Exactly repeat the material, dropping every picture from the copy.

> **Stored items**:
*-*-*

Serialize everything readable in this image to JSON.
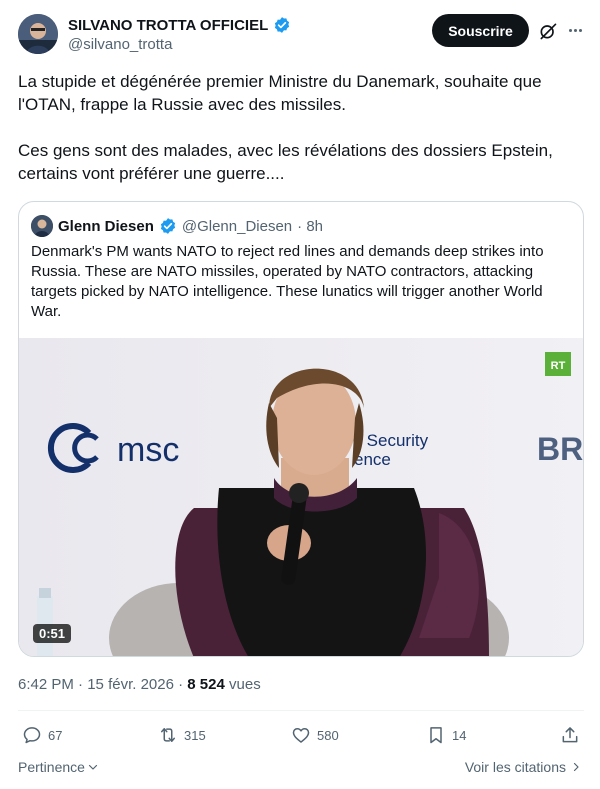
{
  "author": {
    "name": "SILVANO TROTTA OFFICIEL",
    "handle": "@silvano_trotta"
  },
  "subscribe_label": "Souscrire",
  "tweet_text": [
    "La stupide et dégénérée premier Ministre du Danemark, souhaite que l'OTAN, frappe la Russie avec des missiles.",
    "Ces gens sont des malades, avec les révélations des dossiers Epstein, certains vont préférer une guerre...."
  ],
  "quote": {
    "name": "Glenn Diesen",
    "handle": "@Glenn_Diesen",
    "time": "· 8h",
    "text": "Denmark's PM wants NATO to reject red lines and demands deep strikes into Russia. These are NATO missiles, operated by NATO contractors, attacking targets picked by NATO intelligence. These lunatics will trigger another World War.",
    "video": {
      "duration": "0:51",
      "logo_text": "msc",
      "banner_line1": "ch Security",
      "banner_line2": "ence",
      "right_logo": "BR",
      "channel_badge": "RT"
    }
  },
  "meta": {
    "time": "6:42 PM",
    "date": "15 févr. 2026",
    "views_count": "8 524",
    "views_label": "vues"
  },
  "actions": {
    "replies": "67",
    "reposts": "315",
    "likes": "580",
    "bookmarks": "14"
  },
  "footer": {
    "left": "Pertinence",
    "right": "Voir les citations"
  },
  "colors": {
    "verified": "#1d9bf0",
    "text": "#0f1419",
    "muted": "#536471"
  }
}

*-*-*

> **Right answer**:
Serialize everything readable in this image to JSON.
{
  "author": {
    "name": "SILVANO TROTTA OFFICIEL",
    "handle": "@silvano_trotta"
  },
  "subscribe_label": "Souscrire",
  "tweet_text": [
    "La stupide et dégénérée premier Ministre du Danemark, souhaite que l'OTAN, frappe la Russie avec des missiles.",
    "Ces gens sont des malades, avec les révélations des dossiers Epstein, certains vont préférer une guerre...."
  ],
  "quote": {
    "name": "Glenn Diesen",
    "handle": "@Glenn_Diesen",
    "time": "· 8h",
    "text": "Denmark's PM wants NATO to reject red lines and demands deep strikes into Russia. These are NATO missiles, operated by NATO contractors, attacking targets picked by NATO intelligence. These lunatics will trigger another World War.",
    "video": {
      "duration": "0:51",
      "logo_text": "msc",
      "banner_line1": "ch Security",
      "banner_line2": "ence",
      "right_logo": "BR",
      "channel_badge": "RT"
    }
  },
  "meta": {
    "time": "6:42 PM",
    "date": "15 févr. 2026",
    "views_count": "8 524",
    "views_label": "vues"
  },
  "actions": {
    "replies": "67",
    "reposts": "315",
    "likes": "580",
    "bookmarks": "14"
  },
  "footer": {
    "left": "Pertinence",
    "right": "Voir les citations"
  },
  "colors": {
    "verified": "#1d9bf0",
    "text": "#0f1419",
    "muted": "#536471"
  }
}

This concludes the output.